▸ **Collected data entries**
----------------

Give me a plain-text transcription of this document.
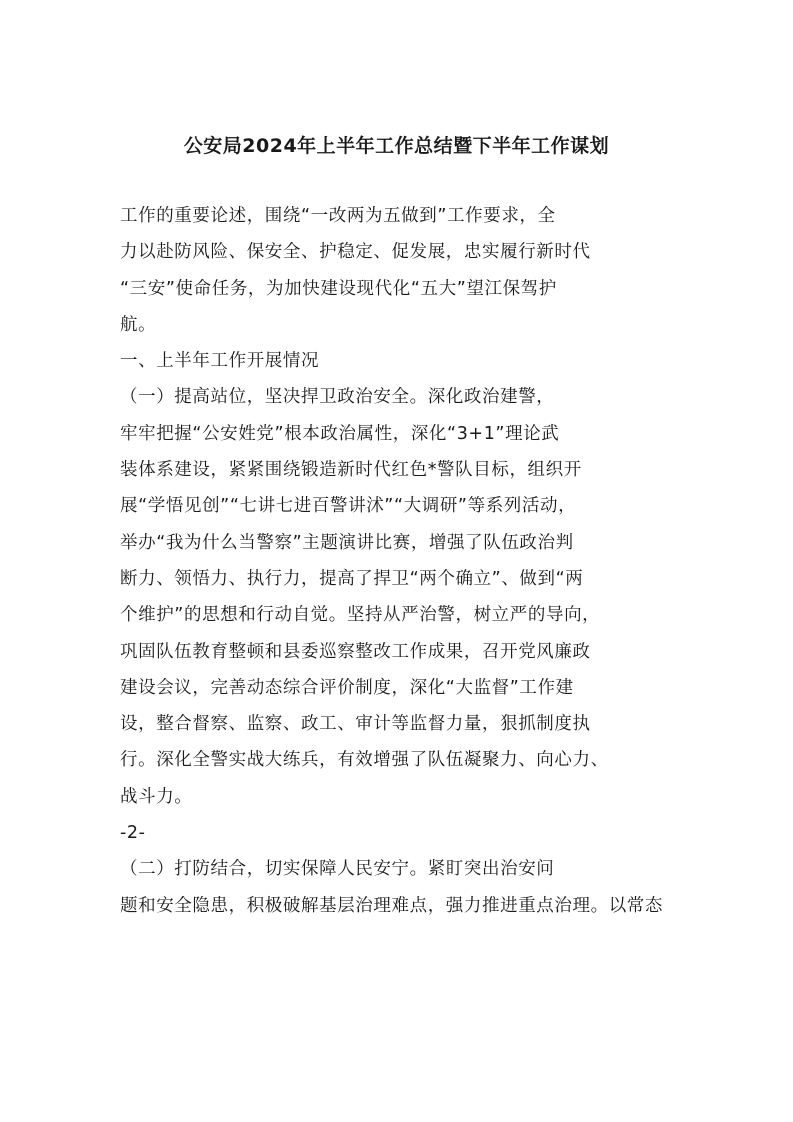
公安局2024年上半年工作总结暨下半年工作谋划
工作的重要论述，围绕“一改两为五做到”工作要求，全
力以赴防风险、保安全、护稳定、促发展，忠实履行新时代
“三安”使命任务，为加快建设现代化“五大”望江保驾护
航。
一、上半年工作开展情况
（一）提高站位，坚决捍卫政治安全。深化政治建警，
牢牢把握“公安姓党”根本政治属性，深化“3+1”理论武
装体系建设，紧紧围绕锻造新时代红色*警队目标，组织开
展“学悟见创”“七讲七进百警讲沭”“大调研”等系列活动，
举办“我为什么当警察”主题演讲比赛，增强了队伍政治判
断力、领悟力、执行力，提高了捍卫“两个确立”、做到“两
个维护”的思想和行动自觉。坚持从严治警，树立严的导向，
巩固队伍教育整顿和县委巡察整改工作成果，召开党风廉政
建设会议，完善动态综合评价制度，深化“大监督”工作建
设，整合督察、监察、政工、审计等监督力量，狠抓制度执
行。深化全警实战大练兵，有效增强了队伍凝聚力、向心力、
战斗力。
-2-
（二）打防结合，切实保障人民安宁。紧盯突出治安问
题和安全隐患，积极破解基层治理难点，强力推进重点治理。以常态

----------------

▸ **TASK STATEMENT**
Reproduce the material in full, word for word, and omit the pictures.

▸ **FINISHED TASK**
Give me a plain-text transcription of this document.
公安局2024年上半年工作总结暨下半年工作谋划
工作的重要论述，围绕“一改两为五做到”工作要求，全
力以赴防风险、保安全、护稳定、促发展，忠实履行新时代
“三安”使命任务，为加快建设现代化“五大”望江保驾护
航。
一、上半年工作开展情况
（一）提高站位，坚决捍卫政治安全。深化政治建警，
牢牢把握“公安姓党”根本政治属性，深化“3+1”理论武
装体系建设，紧紧围绕锻造新时代红色*警队目标，组织开
展“学悟见创”“七讲七进百警讲沭”“大调研”等系列活动，
举办“我为什么当警察”主题演讲比赛，增强了队伍政治判
断力、领悟力、执行力，提高了捍卫“两个确立”、做到“两
个维护”的思想和行动自觉。坚持从严治警，树立严的导向，
巩固队伍教育整顿和县委巡察整改工作成果，召开党风廉政
建设会议，完善动态综合评价制度，深化“大监督”工作建
设，整合督察、监察、政工、审计等监督力量，狠抓制度执
行。深化全警实战大练兵，有效增强了队伍凝聚力、向心力、
战斗力。
-2-
（二）打防结合，切实保障人民安宁。紧盯突出治安问
题和安全隐患，积极破解基层治理难点，强力推进重点治理。以常态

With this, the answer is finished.